_PROBLEM DESCRIPTION_: Word for word, repeat the entries, minus the pictures.

_ _ _ _ _ _ _

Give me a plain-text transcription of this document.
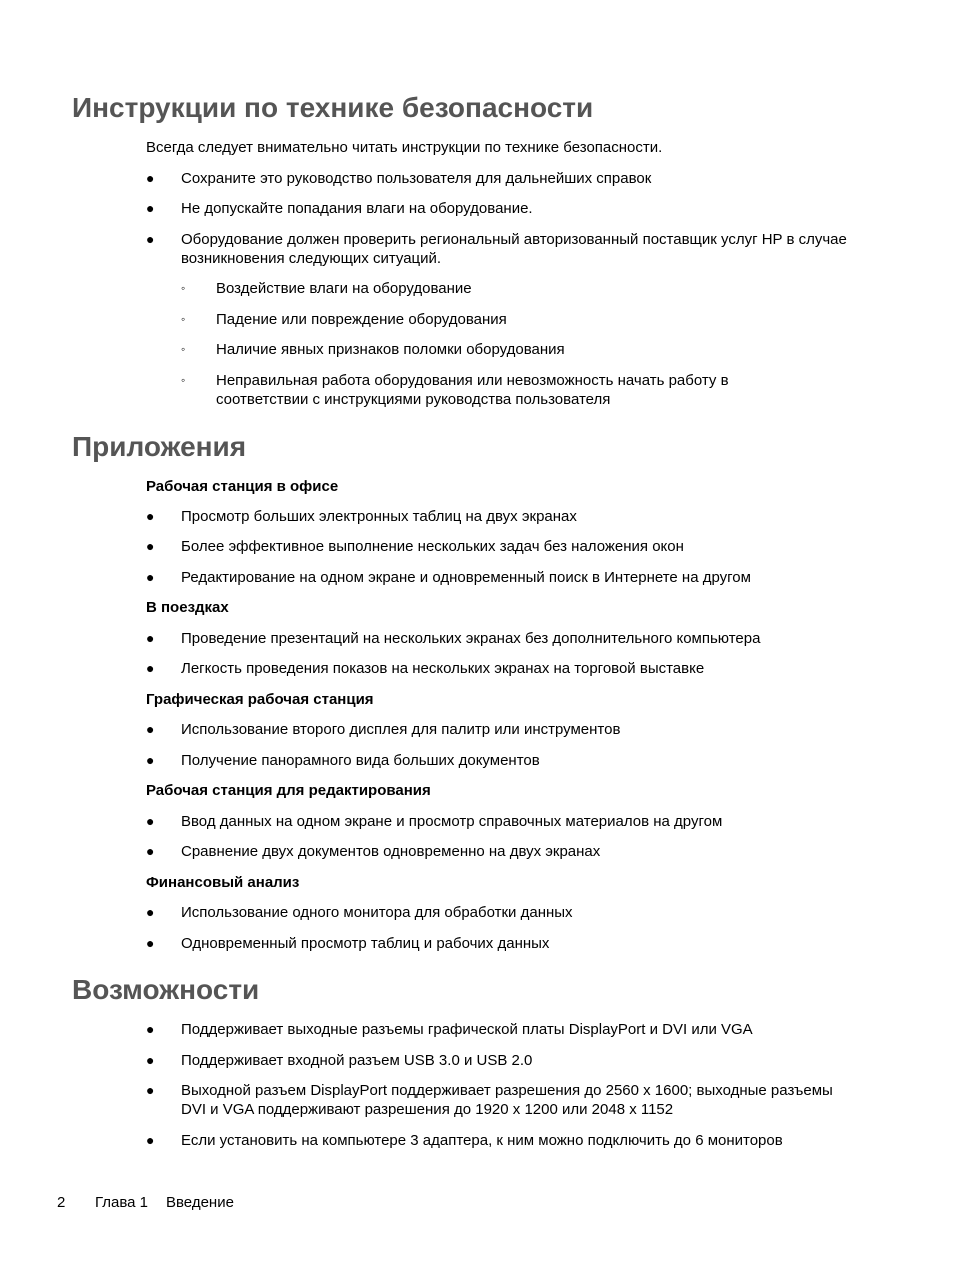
Инструкции по технике безопасности

Всегда следует внимательно читать инструкции по технике безопасности.

● Сохраните это руководство пользователя для дальнейших справок
● Не допускайте попадания влаги на оборудование.
● Оборудование должен проверить региональный авторизованный поставщик услуг HP в случае возникновения следующих ситуаций.
◦ Воздействие влаги на оборудование
◦ Падение или повреждение оборудования
◦ Наличие явных признаков поломки оборудования
◦ Неправильная работа оборудования или невозможность начать работу в соответствии с инструкциями руководства пользователя
Приложения

Рабочая станция в офисе

● Просмотр больших электронных таблиц на двух экранах
● Более эффективное выполнение нескольких задач без наложения окон
● Редактирование на одном экране и одновременный поиск в Интернете на другом

В поездках

● Проведение презентаций на нескольких экранах без дополнительного компьютера
● Легкость проведения показов на нескольких экранах на торговой выставке

Графическая рабочая станция

● Использование второго дисплея для палитр или инструментов
● Получение панорамного вида больших документов

Рабочая станция для редактирования

● Ввод данных на одном экране и просмотр справочных материалов на другом
● Сравнение двух документов одновременно на двух экранах

Финансовый анализ

● Использование одного монитора для обработки данных
● Одновременный просмотр таблиц и рабочих данных
Возможности
● Поддерживает выходные разъемы графической платы DisplayPort и DVI или VGA
● Поддерживает входной разъем USB 3.0 и USB 2.0
● Выходной разъем DisplayPort поддерживает разрешения до 2560 x 1600; выходные разъемы DVI и VGA поддерживают разрешения до 1920 x 1200 или 2048 x 1152
● Если установить на компьютере 3 адаптера, к ним можно подключить до 6 мониторов
2 Глава 1 Введение
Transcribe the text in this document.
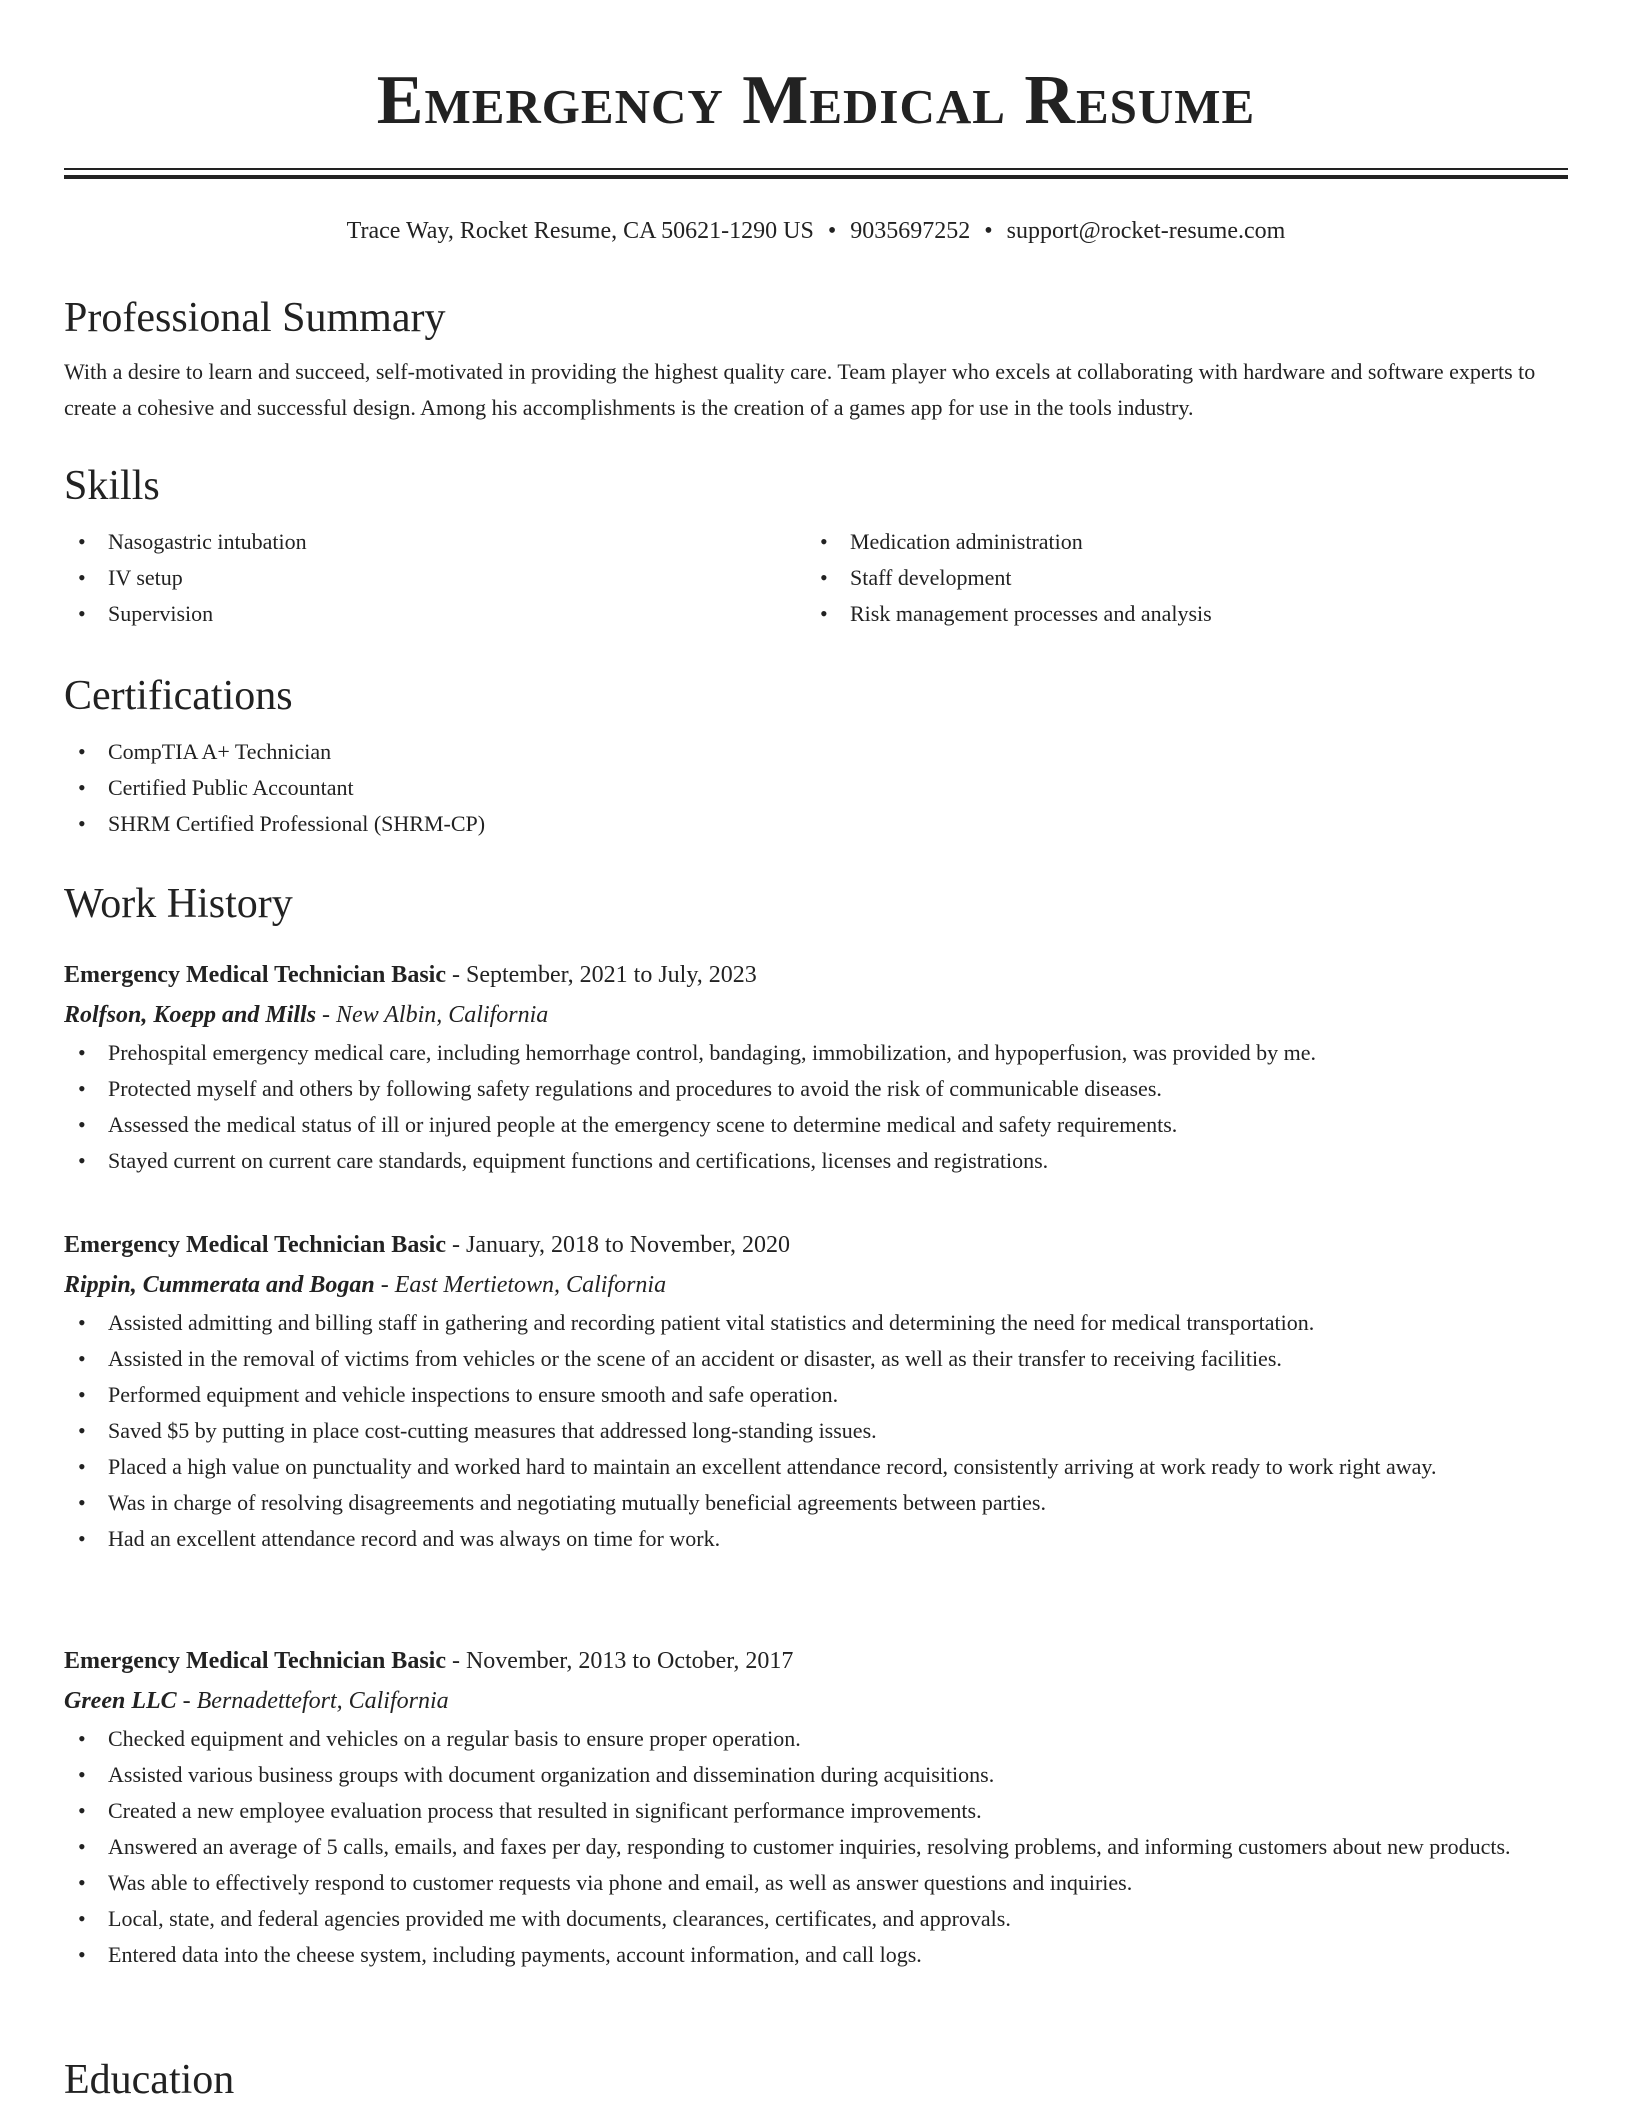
Emergency Medical Resume
Trace Way, Rocket Resume, CA 50621-1290 US • 9035697252 • support@rocket-resume.com
Professional Summary

With a desire to learn and succeed, self-motivated in providing the highest quality care. Team player who excels at collaborating with hardware and software experts to create a cohesive and successful design. Among his accomplishments is the creation of a games app for use in the tools industry.

Skills
• Nasogastric intubation
• IV setup
• Supervision
• Medication administration
• Staff development
• Risk management processes and analysis
Certifications
• CompTIA A+ Technician
• Certified Public Accountant
• SHRM Certified Professional (SHRM-CP)
Work History
Emergency Medical Technician Basic - September, 2021 to July, 2023
Rolfson, Koepp and Mills - New Albin, California
• Prehospital emergency medical care, including hemorrhage control, bandaging, immobilization, and hypoperfusion, was provided by me.
• Protected myself and others by following safety regulations and procedures to avoid the risk of communicable diseases.
• Assessed the medical status of ill or injured people at the emergency scene to determine medical and safety requirements.
• Stayed current on current care standards, equipment functions and certifications, licenses and registrations.
Emergency Medical Technician Basic - January, 2018 to November, 2020
Rippin, Cummerata and Bogan - East Mertietown, California
• Assisted admitting and billing staff in gathering and recording patient vital statistics and determining the need for medical transportation.
• Assisted in the removal of victims from vehicles or the scene of an accident or disaster, as well as their transfer to receiving facilities.
• Performed equipment and vehicle inspections to ensure smooth and safe operation.
• Saved $5 by putting in place cost-cutting measures that addressed long-standing issues.
• Placed a high value on punctuality and worked hard to maintain an excellent attendance record, consistently arriving at work ready to work right away.
• Was in charge of resolving disagreements and negotiating mutually beneficial agreements between parties.
• Had an excellent attendance record and was always on time for work.
Emergency Medical Technician Basic - November, 2013 to October, 2017
Green LLC - Bernadettefort, California
• Checked equipment and vehicles on a regular basis to ensure proper operation.
• Assisted various business groups with document organization and dissemination during acquisitions.
• Created a new employee evaluation process that resulted in significant performance improvements.
• Answered an average of 5 calls, emails, and faxes per day, responding to customer inquiries, resolving problems, and informing customers about new products.
• Was able to effectively respond to customer requests via phone and email, as well as answer questions and inquiries.
• Local, state, and federal agencies provided me with documents, clearances, certificates, and approvals.
• Entered data into the cheese system, including payments, account information, and call logs.
Education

_ _ _ _ _ _ _

_EXERCISE OUTPUT_:
Give me a plain-text transcription of this document.
Инструкции по технике безопасности

Всегда следует внимательно читать инструкции по технике безопасности.

● Сохраните это руководство пользователя для дальнейших справок
● Не допускайте попадания влаги на оборудование.
● Оборудование должен проверить региональный авторизованный поставщик услуг HP в случае возникновения следующих ситуаций.
◦ Воздействие влаги на оборудование
◦ Падение или повреждение оборудования
◦ Наличие явных признаков поломки оборудования
◦ Неправильная работа оборудования или невозможность начать работу в соответствии с инструкциями руководства пользователя
Приложения

Рабочая станция в офисе

● Просмотр больших электронных таблиц на двух экранах
● Более эффективное выполнение нескольких задач без наложения окон
● Редактирование на одном экране и одновременный поиск в Интернете на другом

В поездках

● Проведение презентаций на нескольких экранах без дополнительного компьютера
● Легкость проведения показов на нескольких экранах на торговой выставке

Графическая рабочая станция

● Использование второго дисплея для палитр или инструментов
● Получение панорамного вида больших документов

Рабочая станция для редактирования

● Ввод данных на одном экране и просмотр справочных материалов на другом
● Сравнение двух документов одновременно на двух экранах

Финансовый анализ

● Использование одного монитора для обработки данных
● Одновременный просмотр таблиц и рабочих данных
Возможности
● Поддерживает выходные разъемы графической платы DisplayPort и DVI или VGA
● Поддерживает входной разъем USB 3.0 и USB 2.0
● Выходной разъем DisplayPort поддерживает разрешения до 2560 x 1600; выходные разъемы DVI и VGA поддерживают разрешения до 1920 x 1200 или 2048 x 1152
● Если установить на компьютере 3 адаптера, к ним можно подключить до 6 мониторов
2 Глава 1 Введение
Transcribe the text in this document.
Emergency Medical Resume
Trace Way, Rocket Resume, CA 50621-1290 US • 9035697252 • support@rocket-resume.com
Professional Summary

With a desire to learn and succeed, self-motivated in providing the highest quality care. Team player who excels at collaborating with hardware and software experts to create a cohesive and successful design. Among his accomplishments is the creation of a games app for use in the tools industry.

Skills
• Nasogastric intubation
• IV setup
• Supervision
• Medication administration
• Staff development
• Risk management processes and analysis
Certifications
• CompTIA A+ Technician
• Certified Public Accountant
• SHRM Certified Professional (SHRM-CP)
Work History
Emergency Medical Technician Basic - September, 2021 to July, 2023
Rolfson, Koepp and Mills - New Albin, California
• Prehospital emergency medical care, including hemorrhage control, bandaging, immobilization, and hypoperfusion, was provided by me.
• Protected myself and others by following safety regulations and procedures to avoid the risk of communicable diseases.
• Assessed the medical status of ill or injured people at the emergency scene to determine medical and safety requirements.
• Stayed current on current care standards, equipment functions and certifications, licenses and registrations.
Emergency Medical Technician Basic - January, 2018 to November, 2020
Rippin, Cummerata and Bogan - East Mertietown, California
• Assisted admitting and billing staff in gathering and recording patient vital statistics and determining the need for medical transportation.
• Assisted in the removal of victims from vehicles or the scene of an accident or disaster, as well as their transfer to receiving facilities.
• Performed equipment and vehicle inspections to ensure smooth and safe operation.
• Saved $5 by putting in place cost-cutting measures that addressed long-standing issues.
• Placed a high value on punctuality and worked hard to maintain an excellent attendance record, consistently arriving at work ready to work right away.
• Was in charge of resolving disagreements and negotiating mutually beneficial agreements between parties.
• Had an excellent attendance record and was always on time for work.
Emergency Medical Technician Basic - November, 2013 to October, 2017
Green LLC - Bernadettefort, California
• Checked equipment and vehicles on a regular basis to ensure proper operation.
• Assisted various business groups with document organization and dissemination during acquisitions.
• Created a new employee evaluation process that resulted in significant performance improvements.
• Answered an average of 5 calls, emails, and faxes per day, responding to customer inquiries, resolving problems, and informing customers about new products.
• Was able to effectively respond to customer requests via phone and email, as well as answer questions and inquiries.
• Local, state, and federal agencies provided me with documents, clearances, certificates, and approvals.
• Entered data into the cheese system, including payments, account information, and call logs.
Education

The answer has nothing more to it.